__Stated problem__: Reproduce every line of the data below verbatim, without altering, omitting, or reordering anything.

◇ ◇ ◇ ◇

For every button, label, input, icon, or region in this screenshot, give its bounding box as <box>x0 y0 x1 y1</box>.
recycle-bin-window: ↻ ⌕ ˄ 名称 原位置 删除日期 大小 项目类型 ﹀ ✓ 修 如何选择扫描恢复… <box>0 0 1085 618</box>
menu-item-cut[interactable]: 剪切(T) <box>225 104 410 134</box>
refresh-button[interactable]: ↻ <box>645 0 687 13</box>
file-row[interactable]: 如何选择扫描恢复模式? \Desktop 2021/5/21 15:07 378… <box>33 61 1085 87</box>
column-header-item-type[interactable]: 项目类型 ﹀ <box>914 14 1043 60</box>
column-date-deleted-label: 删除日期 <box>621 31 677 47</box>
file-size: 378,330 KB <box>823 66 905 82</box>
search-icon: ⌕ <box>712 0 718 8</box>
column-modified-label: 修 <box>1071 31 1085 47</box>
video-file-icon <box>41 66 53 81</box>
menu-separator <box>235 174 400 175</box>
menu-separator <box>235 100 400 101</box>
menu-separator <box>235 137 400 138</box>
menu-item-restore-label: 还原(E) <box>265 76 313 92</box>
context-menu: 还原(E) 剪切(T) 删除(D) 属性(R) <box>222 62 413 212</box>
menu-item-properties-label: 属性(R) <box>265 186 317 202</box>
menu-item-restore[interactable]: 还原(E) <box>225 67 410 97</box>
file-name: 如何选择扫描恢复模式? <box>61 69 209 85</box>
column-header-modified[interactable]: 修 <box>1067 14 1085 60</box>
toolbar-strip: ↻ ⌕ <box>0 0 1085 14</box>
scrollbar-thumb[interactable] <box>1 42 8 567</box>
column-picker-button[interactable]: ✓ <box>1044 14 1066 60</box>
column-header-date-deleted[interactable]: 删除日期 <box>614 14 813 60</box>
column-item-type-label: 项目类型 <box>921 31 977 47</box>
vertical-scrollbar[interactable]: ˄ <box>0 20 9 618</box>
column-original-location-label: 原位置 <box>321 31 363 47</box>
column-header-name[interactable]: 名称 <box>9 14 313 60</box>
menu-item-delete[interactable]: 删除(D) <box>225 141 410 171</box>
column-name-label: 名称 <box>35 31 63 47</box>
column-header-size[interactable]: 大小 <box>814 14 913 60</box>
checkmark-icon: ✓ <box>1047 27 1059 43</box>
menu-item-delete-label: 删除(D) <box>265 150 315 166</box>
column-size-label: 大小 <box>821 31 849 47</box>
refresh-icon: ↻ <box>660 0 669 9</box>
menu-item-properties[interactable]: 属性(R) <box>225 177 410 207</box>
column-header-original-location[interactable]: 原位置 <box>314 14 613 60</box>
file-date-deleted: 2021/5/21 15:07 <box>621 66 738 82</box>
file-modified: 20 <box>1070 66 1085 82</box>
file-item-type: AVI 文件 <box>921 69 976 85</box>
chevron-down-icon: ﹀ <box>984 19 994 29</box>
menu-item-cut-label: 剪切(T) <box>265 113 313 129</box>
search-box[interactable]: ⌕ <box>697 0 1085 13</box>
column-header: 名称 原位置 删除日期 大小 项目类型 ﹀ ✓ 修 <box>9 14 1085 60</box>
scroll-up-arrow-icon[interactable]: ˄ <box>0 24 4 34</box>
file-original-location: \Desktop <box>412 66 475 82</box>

◇ ◇ ◇ ◇

__Answer to the problem__:
For every button, label, input, icon, or region in this screenshot, give its bounding box as <box>x0 y0 x1 y1</box>.
recycle-bin-window: ↻ ⌕ ˄ 名称 原位置 删除日期 大小 项目类型 ﹀ ✓ 修 如何选择扫描恢复… <box>0 0 1085 618</box>
menu-item-cut[interactable]: 剪切(T) <box>225 104 410 134</box>
refresh-button[interactable]: ↻ <box>645 0 687 13</box>
file-row[interactable]: 如何选择扫描恢复模式? \Desktop 2021/5/21 15:07 378… <box>33 61 1085 87</box>
column-header-item-type[interactable]: 项目类型 ﹀ <box>914 14 1043 60</box>
column-date-deleted-label: 删除日期 <box>621 31 677 47</box>
file-size: 378,330 KB <box>823 66 905 82</box>
search-icon: ⌕ <box>712 0 718 8</box>
column-modified-label: 修 <box>1071 31 1085 47</box>
video-file-icon <box>41 66 53 81</box>
menu-separator <box>235 174 400 175</box>
menu-separator <box>235 100 400 101</box>
menu-separator <box>235 137 400 138</box>
menu-item-restore-label: 还原(E) <box>265 76 313 92</box>
context-menu: 还原(E) 剪切(T) 删除(D) 属性(R) <box>222 62 413 212</box>
menu-item-properties-label: 属性(R) <box>265 186 317 202</box>
menu-item-restore[interactable]: 还原(E) <box>225 67 410 97</box>
file-name: 如何选择扫描恢复模式? <box>61 69 209 85</box>
column-header-modified[interactable]: 修 <box>1067 14 1085 60</box>
toolbar-strip: ↻ ⌕ <box>0 0 1085 14</box>
scrollbar-thumb[interactable] <box>1 42 8 567</box>
column-picker-button[interactable]: ✓ <box>1044 14 1066 60</box>
column-header-date-deleted[interactable]: 删除日期 <box>614 14 813 60</box>
column-item-type-label: 项目类型 <box>921 31 977 47</box>
vertical-scrollbar[interactable]: ˄ <box>0 20 9 618</box>
column-original-location-label: 原位置 <box>321 31 363 47</box>
column-header-name[interactable]: 名称 <box>9 14 313 60</box>
menu-item-delete[interactable]: 删除(D) <box>225 141 410 171</box>
column-name-label: 名称 <box>35 31 63 47</box>
column-header-size[interactable]: 大小 <box>814 14 913 60</box>
checkmark-icon: ✓ <box>1047 27 1059 43</box>
menu-item-delete-label: 删除(D) <box>265 150 315 166</box>
column-size-label: 大小 <box>821 31 849 47</box>
refresh-icon: ↻ <box>660 0 669 9</box>
menu-item-properties[interactable]: 属性(R) <box>225 177 410 207</box>
column-header-original-location[interactable]: 原位置 <box>314 14 613 60</box>
file-date-deleted: 2021/5/21 15:07 <box>621 66 738 82</box>
file-modified: 20 <box>1070 66 1085 82</box>
file-item-type: AVI 文件 <box>921 69 976 85</box>
chevron-down-icon: ﹀ <box>984 19 994 29</box>
menu-item-cut-label: 剪切(T) <box>265 113 313 129</box>
search-box[interactable]: ⌕ <box>697 0 1085 13</box>
column-header: 名称 原位置 删除日期 大小 项目类型 ﹀ ✓ 修 <box>9 14 1085 60</box>
scroll-up-arrow-icon[interactable]: ˄ <box>0 24 4 34</box>
file-original-location: \Desktop <box>412 66 475 82</box>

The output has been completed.